**WRITTEN PROBLEM**. All of the listing below must be repeated word for word. Pictures are the only thing to omit.

**LISTING**.
---*---

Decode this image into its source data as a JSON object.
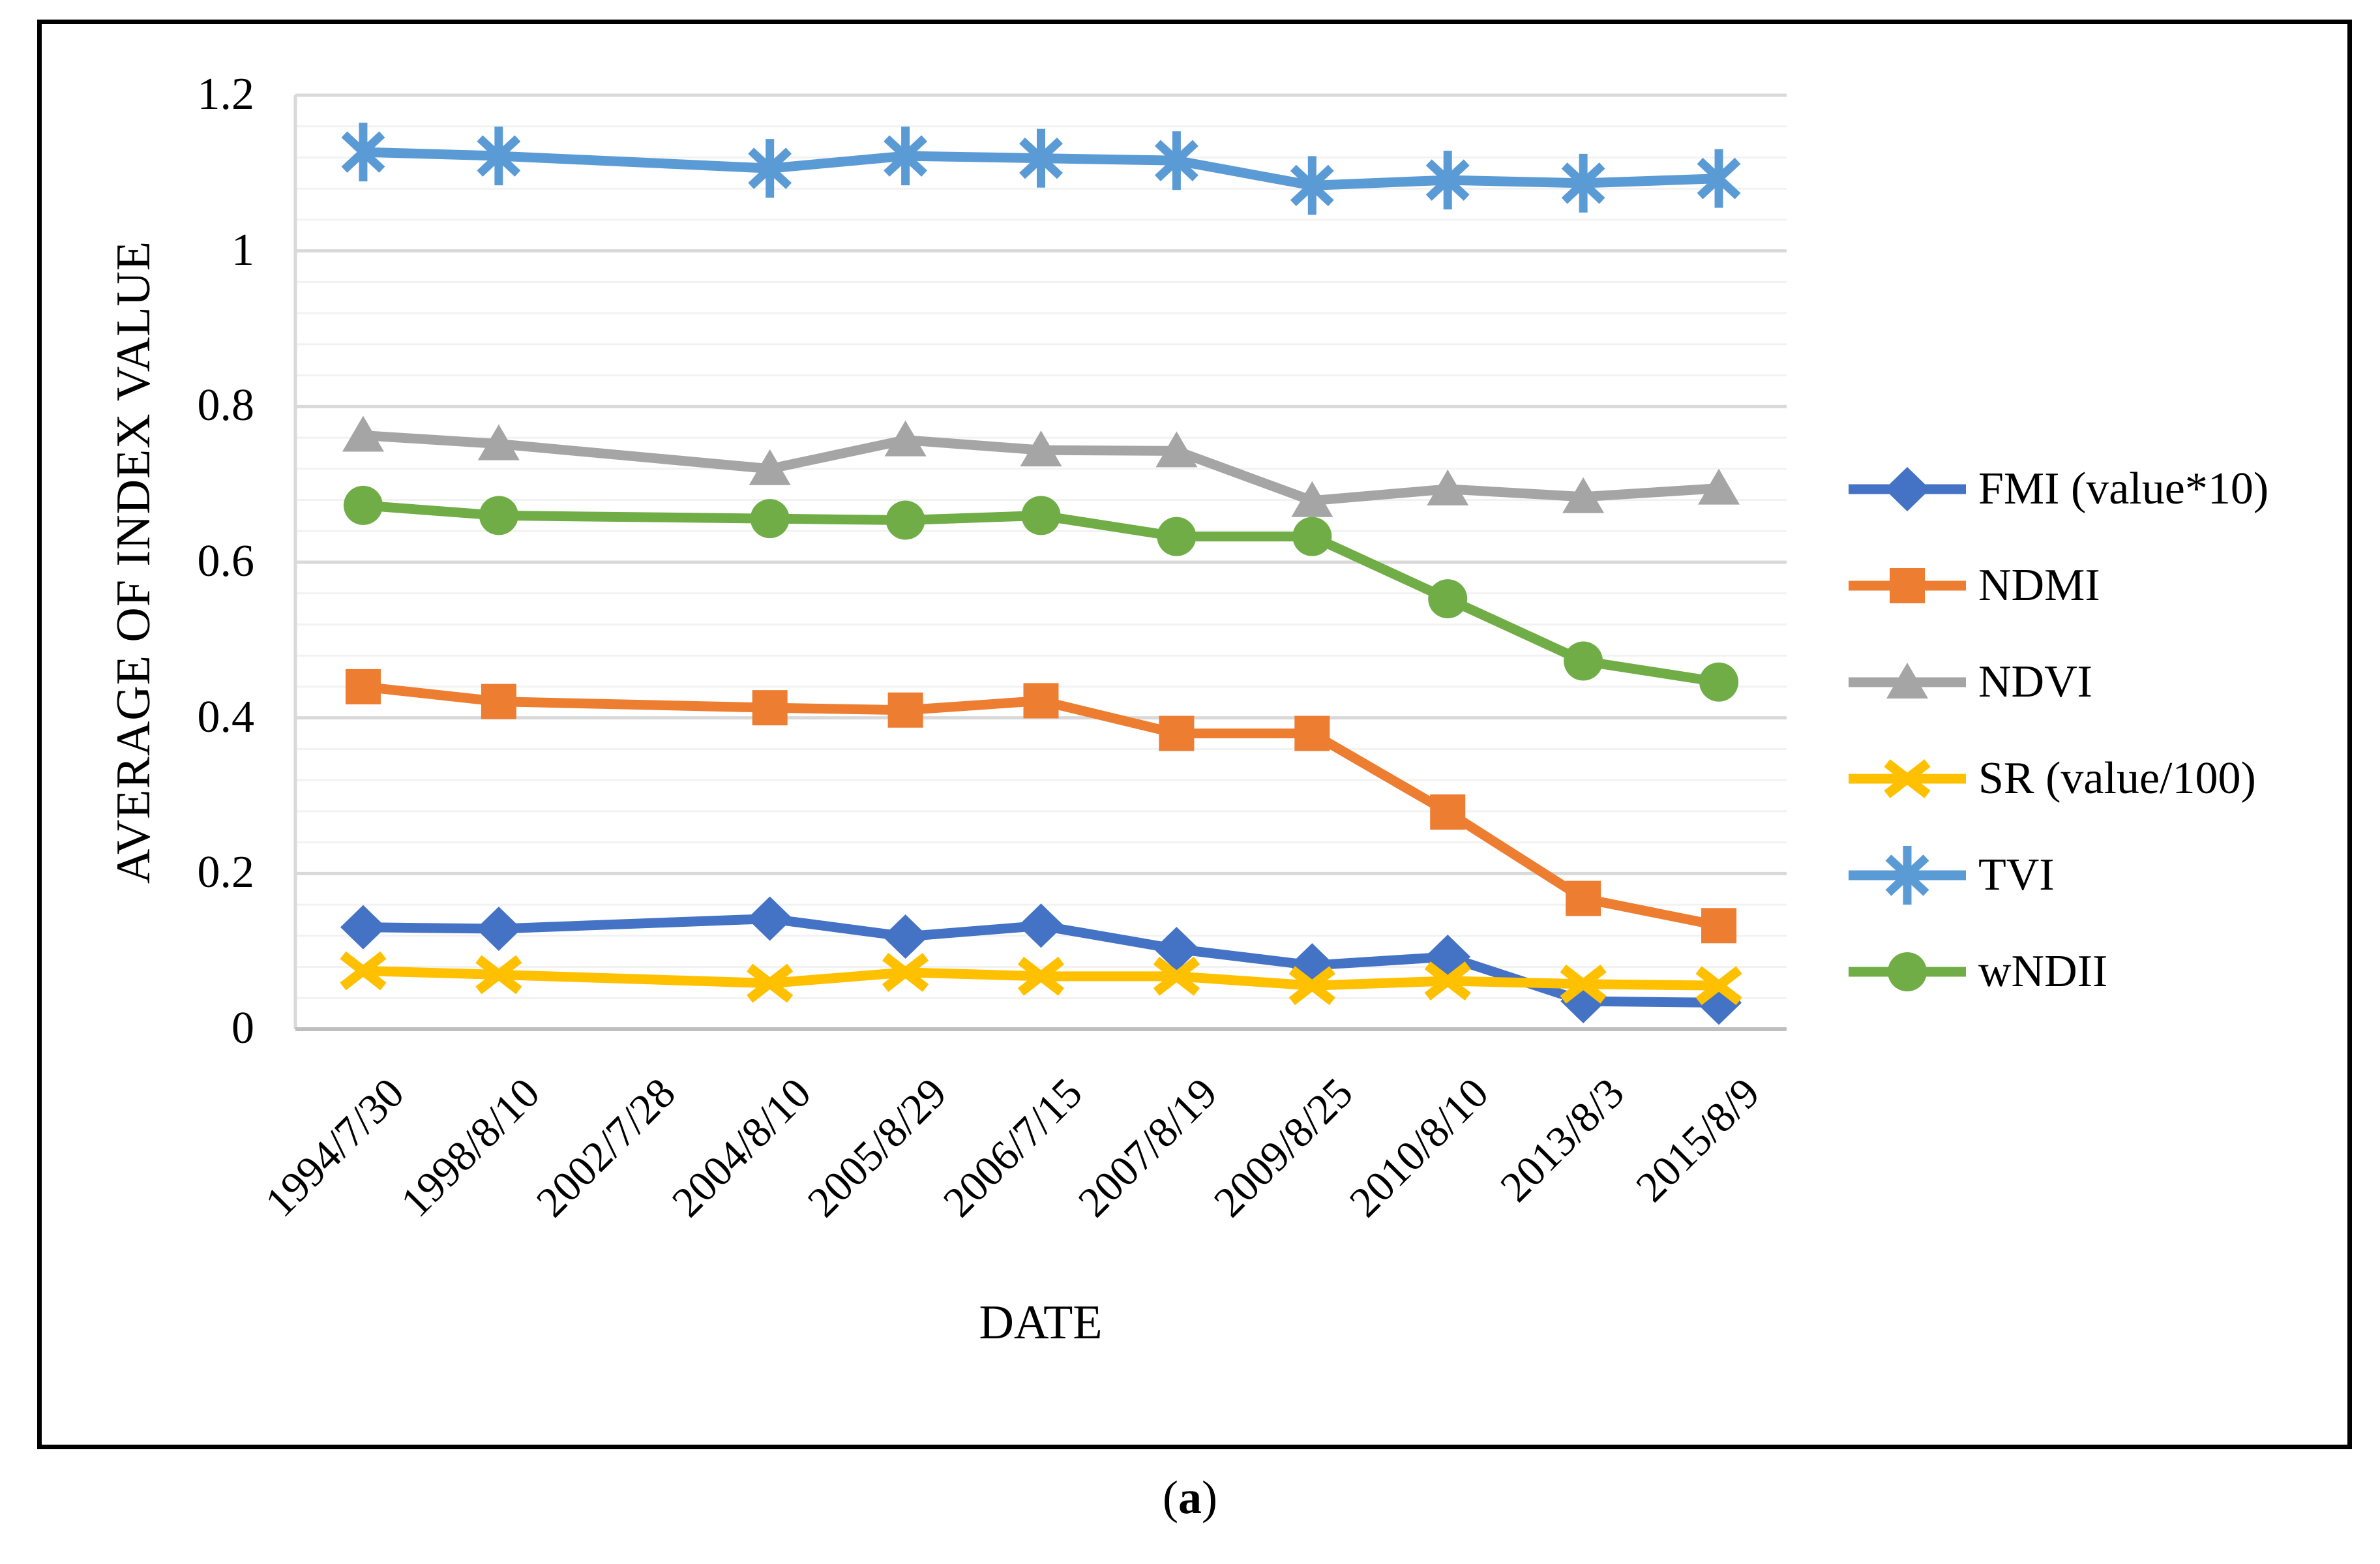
{
  "figure_caption": {
    "open": "(",
    "letter": "a",
    "close": ")"
  },
  "chart_data": {
    "type": "line",
    "title": "",
    "xlabel": "DATE",
    "ylabel": "AVERAGE OF INDEX VALUE",
    "ylim": [
      0,
      1.2
    ],
    "y_major_step": 0.2,
    "y_minor_step": 0.04,
    "y_tick_labels": [
      "0",
      "0.2",
      "0.4",
      "0.6",
      "0.8",
      "1",
      "1.2"
    ],
    "grid": true,
    "legend_position": "right",
    "categories": [
      "1994/7/30",
      "1998/8/10",
      "2002/7/28",
      "2004/8/10",
      "2005/8/29",
      "2006/7/15",
      "2007/8/19",
      "2009/8/25",
      "2010/8/10",
      "2013/8/3",
      "2015/8/9"
    ],
    "series": [
      {
        "name": "FMI (value*10)",
        "color": "#4472C4",
        "marker": "diamond",
        "values": [
          0.131,
          0.129,
          null,
          0.142,
          0.119,
          0.133,
          0.103,
          0.082,
          0.093,
          0.036,
          0.034
        ]
      },
      {
        "name": "NDMI",
        "color": "#ED7D31",
        "marker": "square",
        "values": [
          0.44,
          0.421,
          null,
          0.413,
          0.41,
          0.422,
          0.38,
          0.38,
          0.279,
          0.168,
          0.133
        ]
      },
      {
        "name": "NDVI",
        "color": "#A5A5A5",
        "marker": "triangle-up",
        "values": [
          0.763,
          0.752,
          null,
          0.72,
          0.757,
          0.744,
          0.743,
          0.679,
          0.694,
          0.684,
          0.695
        ]
      },
      {
        "name": "SR (value/100)",
        "color": "#FFC000",
        "marker": "x",
        "values": [
          0.075,
          0.07,
          null,
          0.059,
          0.073,
          0.068,
          0.068,
          0.056,
          0.062,
          0.058,
          0.056
        ]
      },
      {
        "name": "TVI",
        "color": "#5B9BD5",
        "marker": "asterisk",
        "values": [
          1.127,
          1.122,
          null,
          1.106,
          1.122,
          1.119,
          1.116,
          1.084,
          1.091,
          1.087,
          1.093
        ]
      },
      {
        "name": "wNDII",
        "color": "#70AD47",
        "marker": "circle",
        "values": [
          0.673,
          0.66,
          null,
          0.656,
          0.654,
          0.66,
          0.633,
          0.633,
          0.553,
          0.473,
          0.446
        ]
      }
    ]
  },
  "colors": {
    "major_grid": "#D9D9D9",
    "minor_grid": "#F2F2F2",
    "bottom_axis": "#BFBFBF",
    "left_axis": "#D9D9D9",
    "text": "#000000"
  }
}
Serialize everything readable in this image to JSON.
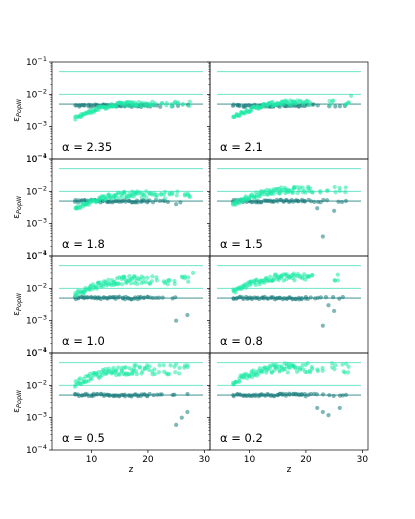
{
  "chart_data": {
    "type": "scatter",
    "layout": "4 rows x 2 columns, shared x and y axes",
    "xlabel": "z",
    "ylabel": "ε_PopIII",
    "x_ticks": [
      10,
      20,
      30
    ],
    "xlim": [
      3,
      31
    ],
    "y_scale": "log",
    "ylim": [
      0.0001,
      0.1
    ],
    "y_ticks": [
      "10^-1",
      "10^-2",
      "10^-3",
      "10^-4"
    ],
    "reference_lines": [
      0.05,
      0.01,
      0.005
    ],
    "colors": {
      "bright": "#1de9a6",
      "dark": "#157a7a",
      "line_light": "#4ce0bd",
      "line_dark": "#1a7d7b"
    },
    "panels": [
      {
        "label": "α = 2.35",
        "alpha": 2.35,
        "bright_level": 0.005,
        "dark_level": 0.005,
        "dark_offset": -0.05,
        "spread": 0.15,
        "outliers": []
      },
      {
        "label": "α = 2.1",
        "alpha": 2.1,
        "bright_level": 0.0055,
        "dark_level": 0.005,
        "dark_offset": -0.05,
        "spread": 0.15,
        "outliers": [
          [
            28,
            0.009
          ]
        ]
      },
      {
        "label": "α = 1.8",
        "alpha": 1.8,
        "bright_level": 0.008,
        "dark_level": 0.005,
        "dark_offset": 0.0,
        "spread": 0.2,
        "outliers": [
          [
            23,
            0.006
          ],
          [
            25,
            0.004
          ]
        ]
      },
      {
        "label": "α = 1.5",
        "alpha": 1.5,
        "bright_level": 0.011,
        "dark_level": 0.005,
        "dark_offset": 0.0,
        "spread": 0.2,
        "outliers": [
          [
            23,
            0.0004
          ],
          [
            25,
            0.0025
          ],
          [
            22,
            0.003
          ]
        ]
      },
      {
        "label": "α = 1.0",
        "alpha": 1.0,
        "bright_level": 0.018,
        "dark_level": 0.005,
        "dark_offset": 0.0,
        "spread": 0.25,
        "outliers": [
          [
            25,
            0.001
          ],
          [
            27,
            0.0015
          ],
          [
            28,
            0.03
          ]
        ]
      },
      {
        "label": "α = 0.8",
        "alpha": 0.8,
        "bright_level": 0.022,
        "dark_level": 0.005,
        "dark_offset": 0.0,
        "spread": 0.25,
        "outliers": [
          [
            23,
            0.0007
          ],
          [
            25,
            0.002
          ],
          [
            24,
            0.003
          ]
        ]
      },
      {
        "label": "α = 0.5",
        "alpha": 0.5,
        "bright_level": 0.03,
        "dark_level": 0.005,
        "dark_offset": 0.0,
        "spread": 0.3,
        "outliers": [
          [
            25,
            0.0006
          ],
          [
            26,
            0.001
          ],
          [
            27,
            0.0015
          ],
          [
            25,
            0.045
          ]
        ]
      },
      {
        "label": "α = 0.2",
        "alpha": 0.2,
        "bright_level": 0.035,
        "dark_level": 0.005,
        "dark_offset": 0.0,
        "spread": 0.3,
        "outliers": [
          [
            22,
            0.002
          ],
          [
            23,
            0.0015
          ],
          [
            24,
            0.0012
          ],
          [
            26,
            0.002
          ]
        ]
      }
    ]
  }
}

---*---

**OUTPUT OF THE TASK**.
Decode this image into its source data as a JSON object.
{
  "figure_caption": {
    "open": "(",
    "letter": "a",
    "close": ")"
  },
  "chart_data": {
    "type": "line",
    "title": "",
    "xlabel": "DATE",
    "ylabel": "AVERAGE OF INDEX VALUE",
    "ylim": [
      0,
      1.2
    ],
    "y_major_step": 0.2,
    "y_minor_step": 0.04,
    "y_tick_labels": [
      "0",
      "0.2",
      "0.4",
      "0.6",
      "0.8",
      "1",
      "1.2"
    ],
    "grid": true,
    "legend_position": "right",
    "categories": [
      "1994/7/30",
      "1998/8/10",
      "2002/7/28",
      "2004/8/10",
      "2005/8/29",
      "2006/7/15",
      "2007/8/19",
      "2009/8/25",
      "2010/8/10",
      "2013/8/3",
      "2015/8/9"
    ],
    "series": [
      {
        "name": "FMI (value*10)",
        "color": "#4472C4",
        "marker": "diamond",
        "values": [
          0.131,
          0.129,
          null,
          0.142,
          0.119,
          0.133,
          0.103,
          0.082,
          0.093,
          0.036,
          0.034
        ]
      },
      {
        "name": "NDMI",
        "color": "#ED7D31",
        "marker": "square",
        "values": [
          0.44,
          0.421,
          null,
          0.413,
          0.41,
          0.422,
          0.38,
          0.38,
          0.279,
          0.168,
          0.133
        ]
      },
      {
        "name": "NDVI",
        "color": "#A5A5A5",
        "marker": "triangle-up",
        "values": [
          0.763,
          0.752,
          null,
          0.72,
          0.757,
          0.744,
          0.743,
          0.679,
          0.694,
          0.684,
          0.695
        ]
      },
      {
        "name": "SR (value/100)",
        "color": "#FFC000",
        "marker": "x",
        "values": [
          0.075,
          0.07,
          null,
          0.059,
          0.073,
          0.068,
          0.068,
          0.056,
          0.062,
          0.058,
          0.056
        ]
      },
      {
        "name": "TVI",
        "color": "#5B9BD5",
        "marker": "asterisk",
        "values": [
          1.127,
          1.122,
          null,
          1.106,
          1.122,
          1.119,
          1.116,
          1.084,
          1.091,
          1.087,
          1.093
        ]
      },
      {
        "name": "wNDII",
        "color": "#70AD47",
        "marker": "circle",
        "values": [
          0.673,
          0.66,
          null,
          0.656,
          0.654,
          0.66,
          0.633,
          0.633,
          0.553,
          0.473,
          0.446
        ]
      }
    ]
  },
  "colors": {
    "major_grid": "#D9D9D9",
    "minor_grid": "#F2F2F2",
    "bottom_axis": "#BFBFBF",
    "left_axis": "#D9D9D9",
    "text": "#000000"
  }
}
Serialize everything readable in this image to JSON.
{
  "chart_data": {
    "type": "scatter",
    "layout": "4 rows x 2 columns, shared x and y axes",
    "xlabel": "z",
    "ylabel": "ε_PopIII",
    "x_ticks": [
      10,
      20,
      30
    ],
    "xlim": [
      3,
      31
    ],
    "y_scale": "log",
    "ylim": [
      0.0001,
      0.1
    ],
    "y_ticks": [
      "10^-1",
      "10^-2",
      "10^-3",
      "10^-4"
    ],
    "reference_lines": [
      0.05,
      0.01,
      0.005
    ],
    "colors": {
      "bright": "#1de9a6",
      "dark": "#157a7a",
      "line_light": "#4ce0bd",
      "line_dark": "#1a7d7b"
    },
    "panels": [
      {
        "label": "α = 2.35",
        "alpha": 2.35,
        "bright_level": 0.005,
        "dark_level": 0.005,
        "dark_offset": -0.05,
        "spread": 0.15,
        "outliers": []
      },
      {
        "label": "α = 2.1",
        "alpha": 2.1,
        "bright_level": 0.0055,
        "dark_level": 0.005,
        "dark_offset": -0.05,
        "spread": 0.15,
        "outliers": [
          [
            28,
            0.009
          ]
        ]
      },
      {
        "label": "α = 1.8",
        "alpha": 1.8,
        "bright_level": 0.008,
        "dark_level": 0.005,
        "dark_offset": 0.0,
        "spread": 0.2,
        "outliers": [
          [
            23,
            0.006
          ],
          [
            25,
            0.004
          ]
        ]
      },
      {
        "label": "α = 1.5",
        "alpha": 1.5,
        "bright_level": 0.011,
        "dark_level": 0.005,
        "dark_offset": 0.0,
        "spread": 0.2,
        "outliers": [
          [
            23,
            0.0004
          ],
          [
            25,
            0.0025
          ],
          [
            22,
            0.003
          ]
        ]
      },
      {
        "label": "α = 1.0",
        "alpha": 1.0,
        "bright_level": 0.018,
        "dark_level": 0.005,
        "dark_offset": 0.0,
        "spread": 0.25,
        "outliers": [
          [
            25,
            0.001
          ],
          [
            27,
            0.0015
          ],
          [
            28,
            0.03
          ]
        ]
      },
      {
        "label": "α = 0.8",
        "alpha": 0.8,
        "bright_level": 0.022,
        "dark_level": 0.005,
        "dark_offset": 0.0,
        "spread": 0.25,
        "outliers": [
          [
            23,
            0.0007
          ],
          [
            25,
            0.002
          ],
          [
            24,
            0.003
          ]
        ]
      },
      {
        "label": "α = 0.5",
        "alpha": 0.5,
        "bright_level": 0.03,
        "dark_level": 0.005,
        "dark_offset": 0.0,
        "spread": 0.3,
        "outliers": [
          [
            25,
            0.0006
          ],
          [
            26,
            0.001
          ],
          [
            27,
            0.0015
          ],
          [
            25,
            0.045
          ]
        ]
      },
      {
        "label": "α = 0.2",
        "alpha": 0.2,
        "bright_level": 0.035,
        "dark_level": 0.005,
        "dark_offset": 0.0,
        "spread": 0.3,
        "outliers": [
          [
            22,
            0.002
          ],
          [
            23,
            0.0015
          ],
          [
            24,
            0.0012
          ],
          [
            26,
            0.002
          ]
        ]
      }
    ]
  }
}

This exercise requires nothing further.